***** Data section *****

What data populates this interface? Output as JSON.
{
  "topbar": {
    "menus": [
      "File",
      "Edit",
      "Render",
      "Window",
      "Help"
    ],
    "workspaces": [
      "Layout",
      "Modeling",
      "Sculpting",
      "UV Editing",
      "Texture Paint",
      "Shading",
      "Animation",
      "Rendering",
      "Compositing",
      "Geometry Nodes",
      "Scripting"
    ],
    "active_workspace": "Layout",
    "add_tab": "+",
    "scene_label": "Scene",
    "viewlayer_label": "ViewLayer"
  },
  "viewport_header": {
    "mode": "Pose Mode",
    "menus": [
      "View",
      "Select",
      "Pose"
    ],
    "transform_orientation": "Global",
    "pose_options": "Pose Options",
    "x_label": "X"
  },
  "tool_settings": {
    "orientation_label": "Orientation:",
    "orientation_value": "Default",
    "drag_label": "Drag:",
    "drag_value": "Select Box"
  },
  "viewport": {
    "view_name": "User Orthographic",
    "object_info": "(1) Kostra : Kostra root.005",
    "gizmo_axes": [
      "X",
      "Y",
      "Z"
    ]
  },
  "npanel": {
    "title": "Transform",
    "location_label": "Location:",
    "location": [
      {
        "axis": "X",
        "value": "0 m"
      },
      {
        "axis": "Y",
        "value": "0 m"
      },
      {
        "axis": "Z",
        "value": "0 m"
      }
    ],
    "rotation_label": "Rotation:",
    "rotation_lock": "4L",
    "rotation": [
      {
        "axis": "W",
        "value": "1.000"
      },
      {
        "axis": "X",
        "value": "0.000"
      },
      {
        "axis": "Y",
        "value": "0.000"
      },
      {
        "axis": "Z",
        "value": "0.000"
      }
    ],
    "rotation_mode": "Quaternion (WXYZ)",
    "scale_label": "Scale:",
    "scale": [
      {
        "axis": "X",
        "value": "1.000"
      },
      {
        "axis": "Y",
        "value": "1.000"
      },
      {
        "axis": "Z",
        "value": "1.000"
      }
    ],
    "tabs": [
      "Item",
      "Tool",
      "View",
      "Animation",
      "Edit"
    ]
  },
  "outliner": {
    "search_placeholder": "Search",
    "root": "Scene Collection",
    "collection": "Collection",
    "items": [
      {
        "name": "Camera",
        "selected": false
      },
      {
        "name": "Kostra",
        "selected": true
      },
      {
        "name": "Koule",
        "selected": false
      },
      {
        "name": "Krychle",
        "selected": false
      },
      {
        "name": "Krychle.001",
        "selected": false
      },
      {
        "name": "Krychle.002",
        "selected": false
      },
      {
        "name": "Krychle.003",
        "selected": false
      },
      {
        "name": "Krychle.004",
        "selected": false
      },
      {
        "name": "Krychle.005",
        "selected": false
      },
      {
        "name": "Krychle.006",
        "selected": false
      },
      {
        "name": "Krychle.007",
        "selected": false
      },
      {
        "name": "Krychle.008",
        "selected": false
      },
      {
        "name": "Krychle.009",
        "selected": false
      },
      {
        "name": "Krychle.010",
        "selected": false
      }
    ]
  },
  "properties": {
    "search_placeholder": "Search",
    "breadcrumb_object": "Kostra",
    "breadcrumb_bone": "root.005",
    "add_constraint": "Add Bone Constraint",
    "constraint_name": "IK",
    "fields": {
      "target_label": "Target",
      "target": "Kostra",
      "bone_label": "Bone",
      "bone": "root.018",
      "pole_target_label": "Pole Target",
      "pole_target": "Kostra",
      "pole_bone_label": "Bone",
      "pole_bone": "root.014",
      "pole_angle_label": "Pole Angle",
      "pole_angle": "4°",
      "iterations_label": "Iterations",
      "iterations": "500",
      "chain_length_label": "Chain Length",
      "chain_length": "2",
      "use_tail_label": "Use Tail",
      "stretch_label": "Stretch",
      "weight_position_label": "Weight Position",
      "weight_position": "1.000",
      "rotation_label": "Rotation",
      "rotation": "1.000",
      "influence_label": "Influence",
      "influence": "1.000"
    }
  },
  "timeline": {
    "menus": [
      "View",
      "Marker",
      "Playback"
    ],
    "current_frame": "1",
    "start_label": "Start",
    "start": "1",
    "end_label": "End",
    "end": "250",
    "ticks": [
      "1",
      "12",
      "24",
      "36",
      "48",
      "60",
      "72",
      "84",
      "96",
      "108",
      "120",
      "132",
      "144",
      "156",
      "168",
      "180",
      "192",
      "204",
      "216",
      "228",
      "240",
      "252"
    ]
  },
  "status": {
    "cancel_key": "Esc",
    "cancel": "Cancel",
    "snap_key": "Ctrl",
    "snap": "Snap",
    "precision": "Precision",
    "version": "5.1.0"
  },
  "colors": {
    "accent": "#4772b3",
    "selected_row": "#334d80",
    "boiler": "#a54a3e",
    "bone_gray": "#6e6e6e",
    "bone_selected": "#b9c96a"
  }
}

*****

Exercise instructions -
Go through the material above line by line and copy it exactly.

Answer below -
What data populates this interface? Output as JSON.
{
  "topbar": {
    "menus": [
      "File",
      "Edit",
      "Render",
      "Window",
      "Help"
    ],
    "workspaces": [
      "Layout",
      "Modeling",
      "Sculpting",
      "UV Editing",
      "Texture Paint",
      "Shading",
      "Animation",
      "Rendering",
      "Compositing",
      "Geometry Nodes",
      "Scripting"
    ],
    "active_workspace": "Layout",
    "add_tab": "+",
    "scene_label": "Scene",
    "viewlayer_label": "ViewLayer"
  },
  "viewport_header": {
    "mode": "Pose Mode",
    "menus": [
      "View",
      "Select",
      "Pose"
    ],
    "transform_orientation": "Global",
    "pose_options": "Pose Options",
    "x_label": "X"
  },
  "tool_settings": {
    "orientation_label": "Orientation:",
    "orientation_value": "Default",
    "drag_label": "Drag:",
    "drag_value": "Select Box"
  },
  "viewport": {
    "view_name": "User Orthographic",
    "object_info": "(1) Kostra : Kostra root.005",
    "gizmo_axes": [
      "X",
      "Y",
      "Z"
    ]
  },
  "npanel": {
    "title": "Transform",
    "location_label": "Location:",
    "location": [
      {
        "axis": "X",
        "value": "0 m"
      },
      {
        "axis": "Y",
        "value": "0 m"
      },
      {
        "axis": "Z",
        "value": "0 m"
      }
    ],
    "rotation_label": "Rotation:",
    "rotation_lock": "4L",
    "rotation": [
      {
        "axis": "W",
        "value": "1.000"
      },
      {
        "axis": "X",
        "value": "0.000"
      },
      {
        "axis": "Y",
        "value": "0.000"
      },
      {
        "axis": "Z",
        "value": "0.000"
      }
    ],
    "rotation_mode": "Quaternion (WXYZ)",
    "scale_label": "Scale:",
    "scale": [
      {
        "axis": "X",
        "value": "1.000"
      },
      {
        "axis": "Y",
        "value": "1.000"
      },
      {
        "axis": "Z",
        "value": "1.000"
      }
    ],
    "tabs": [
      "Item",
      "Tool",
      "View",
      "Animation",
      "Edit"
    ]
  },
  "outliner": {
    "search_placeholder": "Search",
    "root": "Scene Collection",
    "collection": "Collection",
    "items": [
      {
        "name": "Camera",
        "selected": false
      },
      {
        "name": "Kostra",
        "selected": true
      },
      {
        "name": "Koule",
        "selected": false
      },
      {
        "name": "Krychle",
        "selected": false
      },
      {
        "name": "Krychle.001",
        "selected": false
      },
      {
        "name": "Krychle.002",
        "selected": false
      },
      {
        "name": "Krychle.003",
        "selected": false
      },
      {
        "name": "Krychle.004",
        "selected": false
      },
      {
        "name": "Krychle.005",
        "selected": false
      },
      {
        "name": "Krychle.006",
        "selected": false
      },
      {
        "name": "Krychle.007",
        "selected": false
      },
      {
        "name": "Krychle.008",
        "selected": false
      },
      {
        "name": "Krychle.009",
        "selected": false
      },
      {
        "name": "Krychle.010",
        "selected": false
      }
    ]
  },
  "properties": {
    "search_placeholder": "Search",
    "breadcrumb_object": "Kostra",
    "breadcrumb_bone": "root.005",
    "add_constraint": "Add Bone Constraint",
    "constraint_name": "IK",
    "fields": {
      "target_label": "Target",
      "target": "Kostra",
      "bone_label": "Bone",
      "bone": "root.018",
      "pole_target_label": "Pole Target",
      "pole_target": "Kostra",
      "pole_bone_label": "Bone",
      "pole_bone": "root.014",
      "pole_angle_label": "Pole Angle",
      "pole_angle": "4°",
      "iterations_label": "Iterations",
      "iterations": "500",
      "chain_length_label": "Chain Length",
      "chain_length": "2",
      "use_tail_label": "Use Tail",
      "stretch_label": "Stretch",
      "weight_position_label": "Weight Position",
      "weight_position": "1.000",
      "rotation_label": "Rotation",
      "rotation": "1.000",
      "influence_label": "Influence",
      "influence": "1.000"
    }
  },
  "timeline": {
    "menus": [
      "View",
      "Marker",
      "Playback"
    ],
    "current_frame": "1",
    "start_label": "Start",
    "start": "1",
    "end_label": "End",
    "end": "250",
    "ticks": [
      "1",
      "12",
      "24",
      "36",
      "48",
      "60",
      "72",
      "84",
      "96",
      "108",
      "120",
      "132",
      "144",
      "156",
      "168",
      "180",
      "192",
      "204",
      "216",
      "228",
      "240",
      "252"
    ]
  },
  "status": {
    "cancel_key": "Esc",
    "cancel": "Cancel",
    "snap_key": "Ctrl",
    "snap": "Snap",
    "precision": "Precision",
    "version": "5.1.0"
  },
  "colors": {
    "accent": "#4772b3",
    "selected_row": "#334d80",
    "boiler": "#a54a3e",
    "bone_gray": "#6e6e6e",
    "bone_selected": "#b9c96a"
  }
}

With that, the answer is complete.